_WRITTEN REQUEST_. Gather every line in the data below that contains the string "arrow". Matching is case-sensitive.

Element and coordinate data

━━━━━━━━━━━━━━━━

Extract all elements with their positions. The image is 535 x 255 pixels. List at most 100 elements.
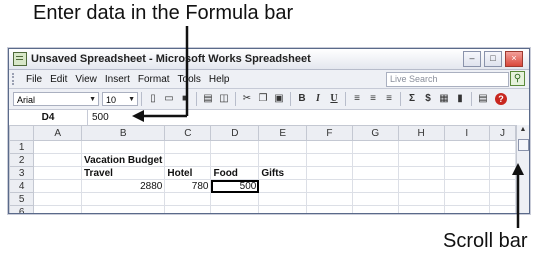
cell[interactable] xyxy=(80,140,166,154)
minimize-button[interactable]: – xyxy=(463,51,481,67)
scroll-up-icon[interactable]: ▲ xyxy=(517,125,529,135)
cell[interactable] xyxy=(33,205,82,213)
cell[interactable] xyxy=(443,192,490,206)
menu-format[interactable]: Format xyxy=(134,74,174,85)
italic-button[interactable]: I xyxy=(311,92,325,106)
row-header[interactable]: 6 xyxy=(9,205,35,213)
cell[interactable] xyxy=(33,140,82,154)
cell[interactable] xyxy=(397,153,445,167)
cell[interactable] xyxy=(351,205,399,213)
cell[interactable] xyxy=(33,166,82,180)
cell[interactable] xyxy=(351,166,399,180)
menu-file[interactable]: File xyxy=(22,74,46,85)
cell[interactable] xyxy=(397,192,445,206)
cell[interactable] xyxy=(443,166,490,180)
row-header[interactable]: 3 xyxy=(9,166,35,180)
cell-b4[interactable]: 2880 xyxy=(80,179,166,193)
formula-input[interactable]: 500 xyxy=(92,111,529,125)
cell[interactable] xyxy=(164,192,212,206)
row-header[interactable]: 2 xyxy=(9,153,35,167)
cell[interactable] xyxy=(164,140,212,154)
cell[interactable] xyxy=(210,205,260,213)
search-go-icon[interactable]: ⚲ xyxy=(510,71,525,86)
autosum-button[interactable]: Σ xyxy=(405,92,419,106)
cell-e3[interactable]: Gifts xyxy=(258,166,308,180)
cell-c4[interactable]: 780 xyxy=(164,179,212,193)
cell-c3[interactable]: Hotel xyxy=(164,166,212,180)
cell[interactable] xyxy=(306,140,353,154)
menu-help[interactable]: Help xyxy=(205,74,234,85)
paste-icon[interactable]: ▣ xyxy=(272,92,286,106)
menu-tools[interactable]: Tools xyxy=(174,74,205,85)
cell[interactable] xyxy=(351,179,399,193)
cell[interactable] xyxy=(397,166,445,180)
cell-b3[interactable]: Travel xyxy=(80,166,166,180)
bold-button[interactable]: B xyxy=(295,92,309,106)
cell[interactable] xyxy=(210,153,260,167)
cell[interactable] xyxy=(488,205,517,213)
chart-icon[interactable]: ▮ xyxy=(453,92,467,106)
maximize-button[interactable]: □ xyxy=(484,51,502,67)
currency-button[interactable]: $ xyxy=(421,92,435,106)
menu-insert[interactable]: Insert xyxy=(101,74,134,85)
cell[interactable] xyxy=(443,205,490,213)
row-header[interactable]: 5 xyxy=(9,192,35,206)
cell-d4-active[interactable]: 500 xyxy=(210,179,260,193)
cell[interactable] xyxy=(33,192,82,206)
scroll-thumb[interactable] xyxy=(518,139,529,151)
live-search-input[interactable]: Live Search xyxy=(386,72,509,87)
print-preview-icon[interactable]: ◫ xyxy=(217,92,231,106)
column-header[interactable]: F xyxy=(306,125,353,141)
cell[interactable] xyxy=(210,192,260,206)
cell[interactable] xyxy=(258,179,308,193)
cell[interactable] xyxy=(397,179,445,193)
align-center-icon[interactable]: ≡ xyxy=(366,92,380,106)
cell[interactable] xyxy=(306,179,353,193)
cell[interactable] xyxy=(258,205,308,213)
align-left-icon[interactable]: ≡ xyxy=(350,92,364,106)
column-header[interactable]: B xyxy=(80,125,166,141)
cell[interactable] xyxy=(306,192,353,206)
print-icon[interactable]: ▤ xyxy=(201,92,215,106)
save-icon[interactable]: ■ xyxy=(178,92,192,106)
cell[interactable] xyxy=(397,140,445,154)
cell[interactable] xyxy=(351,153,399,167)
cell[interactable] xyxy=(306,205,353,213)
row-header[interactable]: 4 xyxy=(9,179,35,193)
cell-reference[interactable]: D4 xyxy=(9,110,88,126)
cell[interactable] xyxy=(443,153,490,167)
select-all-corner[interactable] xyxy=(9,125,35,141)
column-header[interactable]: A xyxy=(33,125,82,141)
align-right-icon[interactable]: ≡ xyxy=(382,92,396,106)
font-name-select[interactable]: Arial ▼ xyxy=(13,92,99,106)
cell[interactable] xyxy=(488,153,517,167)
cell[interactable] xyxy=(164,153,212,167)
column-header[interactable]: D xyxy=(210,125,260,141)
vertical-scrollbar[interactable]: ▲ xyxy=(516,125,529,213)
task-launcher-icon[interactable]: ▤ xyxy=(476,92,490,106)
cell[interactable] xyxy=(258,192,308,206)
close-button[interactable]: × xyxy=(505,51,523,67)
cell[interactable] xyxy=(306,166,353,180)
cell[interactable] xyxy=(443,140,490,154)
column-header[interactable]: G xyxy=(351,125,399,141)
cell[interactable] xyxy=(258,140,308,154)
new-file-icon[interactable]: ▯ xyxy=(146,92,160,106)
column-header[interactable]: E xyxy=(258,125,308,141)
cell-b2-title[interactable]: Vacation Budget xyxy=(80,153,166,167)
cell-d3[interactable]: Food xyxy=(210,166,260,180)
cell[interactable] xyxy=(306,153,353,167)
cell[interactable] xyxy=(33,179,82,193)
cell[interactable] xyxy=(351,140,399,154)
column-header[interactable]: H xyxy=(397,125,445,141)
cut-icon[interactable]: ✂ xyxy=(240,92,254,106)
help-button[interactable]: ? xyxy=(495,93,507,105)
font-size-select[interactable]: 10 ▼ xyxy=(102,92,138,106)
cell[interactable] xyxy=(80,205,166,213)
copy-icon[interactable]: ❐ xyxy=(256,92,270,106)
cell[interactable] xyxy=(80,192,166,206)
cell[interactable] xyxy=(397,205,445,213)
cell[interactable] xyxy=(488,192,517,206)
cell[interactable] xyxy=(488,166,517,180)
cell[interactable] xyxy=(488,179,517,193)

━━━━━━━━━━━━━━━━

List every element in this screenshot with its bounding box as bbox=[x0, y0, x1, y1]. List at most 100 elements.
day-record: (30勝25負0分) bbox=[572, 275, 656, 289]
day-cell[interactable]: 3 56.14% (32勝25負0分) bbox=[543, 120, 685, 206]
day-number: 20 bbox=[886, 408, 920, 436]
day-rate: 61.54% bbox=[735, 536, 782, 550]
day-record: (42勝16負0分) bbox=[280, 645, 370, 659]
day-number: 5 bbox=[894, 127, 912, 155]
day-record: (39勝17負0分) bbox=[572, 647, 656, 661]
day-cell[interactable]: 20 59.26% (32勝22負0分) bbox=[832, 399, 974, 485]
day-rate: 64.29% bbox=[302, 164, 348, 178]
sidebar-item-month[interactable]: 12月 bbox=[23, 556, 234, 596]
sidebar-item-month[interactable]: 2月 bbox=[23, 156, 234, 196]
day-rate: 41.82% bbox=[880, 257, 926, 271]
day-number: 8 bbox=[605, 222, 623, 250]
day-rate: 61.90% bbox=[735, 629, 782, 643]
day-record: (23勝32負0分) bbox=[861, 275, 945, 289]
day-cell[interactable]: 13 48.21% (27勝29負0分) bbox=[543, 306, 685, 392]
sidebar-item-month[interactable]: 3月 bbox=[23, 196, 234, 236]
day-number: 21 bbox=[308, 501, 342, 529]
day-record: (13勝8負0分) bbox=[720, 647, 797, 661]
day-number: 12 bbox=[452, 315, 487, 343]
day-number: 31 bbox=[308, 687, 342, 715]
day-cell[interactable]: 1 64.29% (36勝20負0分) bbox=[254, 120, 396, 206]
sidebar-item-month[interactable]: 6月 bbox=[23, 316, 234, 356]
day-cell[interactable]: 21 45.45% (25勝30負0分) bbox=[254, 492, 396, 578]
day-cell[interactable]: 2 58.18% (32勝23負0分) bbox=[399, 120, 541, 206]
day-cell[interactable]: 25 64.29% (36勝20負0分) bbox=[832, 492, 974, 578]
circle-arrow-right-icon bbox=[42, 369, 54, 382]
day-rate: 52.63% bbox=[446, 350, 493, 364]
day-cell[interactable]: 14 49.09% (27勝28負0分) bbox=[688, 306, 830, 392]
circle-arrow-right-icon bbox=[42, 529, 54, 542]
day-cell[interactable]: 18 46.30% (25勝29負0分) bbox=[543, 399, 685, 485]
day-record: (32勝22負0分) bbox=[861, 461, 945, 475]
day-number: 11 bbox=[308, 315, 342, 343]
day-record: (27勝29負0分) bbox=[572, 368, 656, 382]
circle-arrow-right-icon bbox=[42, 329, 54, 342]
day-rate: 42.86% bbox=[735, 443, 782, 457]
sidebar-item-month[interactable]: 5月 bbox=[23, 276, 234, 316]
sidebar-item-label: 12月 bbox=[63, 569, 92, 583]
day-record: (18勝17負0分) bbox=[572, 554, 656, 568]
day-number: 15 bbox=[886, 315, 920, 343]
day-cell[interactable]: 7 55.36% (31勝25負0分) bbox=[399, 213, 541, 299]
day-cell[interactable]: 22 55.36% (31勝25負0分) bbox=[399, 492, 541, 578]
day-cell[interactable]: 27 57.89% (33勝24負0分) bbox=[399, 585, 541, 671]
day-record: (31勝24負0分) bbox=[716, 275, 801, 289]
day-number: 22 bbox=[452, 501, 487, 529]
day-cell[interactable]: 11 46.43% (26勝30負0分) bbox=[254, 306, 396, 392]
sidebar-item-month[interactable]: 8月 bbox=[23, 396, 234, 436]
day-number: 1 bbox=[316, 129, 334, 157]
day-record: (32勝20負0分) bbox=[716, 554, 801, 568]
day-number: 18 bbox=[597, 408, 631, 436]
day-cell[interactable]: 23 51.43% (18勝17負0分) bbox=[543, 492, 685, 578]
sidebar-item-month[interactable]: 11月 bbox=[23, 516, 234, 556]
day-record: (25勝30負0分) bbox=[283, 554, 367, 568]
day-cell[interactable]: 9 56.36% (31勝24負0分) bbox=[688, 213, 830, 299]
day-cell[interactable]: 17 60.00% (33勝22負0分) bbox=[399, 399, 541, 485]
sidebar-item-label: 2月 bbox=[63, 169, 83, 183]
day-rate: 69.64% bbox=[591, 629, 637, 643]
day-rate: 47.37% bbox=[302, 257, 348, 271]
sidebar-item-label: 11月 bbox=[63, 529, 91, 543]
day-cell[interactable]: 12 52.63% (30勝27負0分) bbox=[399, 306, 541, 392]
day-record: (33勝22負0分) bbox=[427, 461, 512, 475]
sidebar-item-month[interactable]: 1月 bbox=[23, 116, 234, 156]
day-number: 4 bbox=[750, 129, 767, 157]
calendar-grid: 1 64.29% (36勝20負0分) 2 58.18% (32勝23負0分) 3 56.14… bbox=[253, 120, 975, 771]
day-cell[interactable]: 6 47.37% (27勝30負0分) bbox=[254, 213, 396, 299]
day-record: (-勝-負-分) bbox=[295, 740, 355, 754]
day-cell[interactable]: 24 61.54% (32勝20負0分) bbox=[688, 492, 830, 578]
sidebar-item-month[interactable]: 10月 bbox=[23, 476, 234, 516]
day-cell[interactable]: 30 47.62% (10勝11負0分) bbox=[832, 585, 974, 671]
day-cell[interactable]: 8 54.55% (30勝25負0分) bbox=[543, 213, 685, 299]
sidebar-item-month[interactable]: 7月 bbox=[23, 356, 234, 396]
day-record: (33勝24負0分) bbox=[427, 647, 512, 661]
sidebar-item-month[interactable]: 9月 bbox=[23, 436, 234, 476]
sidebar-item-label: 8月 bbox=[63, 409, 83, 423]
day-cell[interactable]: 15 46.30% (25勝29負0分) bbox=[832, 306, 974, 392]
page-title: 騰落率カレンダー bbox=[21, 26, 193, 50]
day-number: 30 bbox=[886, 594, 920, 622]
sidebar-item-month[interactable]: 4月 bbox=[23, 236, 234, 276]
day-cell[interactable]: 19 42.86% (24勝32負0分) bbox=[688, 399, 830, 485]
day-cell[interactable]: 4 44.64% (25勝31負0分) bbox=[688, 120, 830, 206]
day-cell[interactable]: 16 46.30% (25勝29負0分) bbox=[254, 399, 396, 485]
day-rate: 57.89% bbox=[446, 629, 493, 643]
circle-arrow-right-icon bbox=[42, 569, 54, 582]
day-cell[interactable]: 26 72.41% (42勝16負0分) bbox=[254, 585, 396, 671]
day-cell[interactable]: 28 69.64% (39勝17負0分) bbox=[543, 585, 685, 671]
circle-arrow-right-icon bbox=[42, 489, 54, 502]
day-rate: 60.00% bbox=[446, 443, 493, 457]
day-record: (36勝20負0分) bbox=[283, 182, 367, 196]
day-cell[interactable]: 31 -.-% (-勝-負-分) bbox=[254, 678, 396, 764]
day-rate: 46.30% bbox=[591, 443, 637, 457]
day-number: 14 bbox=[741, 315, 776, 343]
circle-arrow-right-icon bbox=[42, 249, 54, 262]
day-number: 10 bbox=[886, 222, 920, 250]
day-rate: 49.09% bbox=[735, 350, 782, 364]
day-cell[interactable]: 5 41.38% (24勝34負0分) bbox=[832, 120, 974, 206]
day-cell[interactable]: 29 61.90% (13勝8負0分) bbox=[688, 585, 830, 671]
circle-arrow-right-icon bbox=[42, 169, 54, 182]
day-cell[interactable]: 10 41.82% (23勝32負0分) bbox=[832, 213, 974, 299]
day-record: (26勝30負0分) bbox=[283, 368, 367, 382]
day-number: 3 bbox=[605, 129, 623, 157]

━━━━━━━━━━━━━━━━

_EXPECTED ANSWER_.
circle-arrow-right-icon bbox=[42, 369, 54, 382]
circle-arrow-right-icon bbox=[42, 529, 54, 542]
circle-arrow-right-icon bbox=[42, 329, 54, 342]
circle-arrow-right-icon bbox=[42, 569, 54, 582]
circle-arrow-right-icon bbox=[42, 489, 54, 502]
circle-arrow-right-icon bbox=[42, 249, 54, 262]
circle-arrow-right-icon bbox=[42, 169, 54, 182]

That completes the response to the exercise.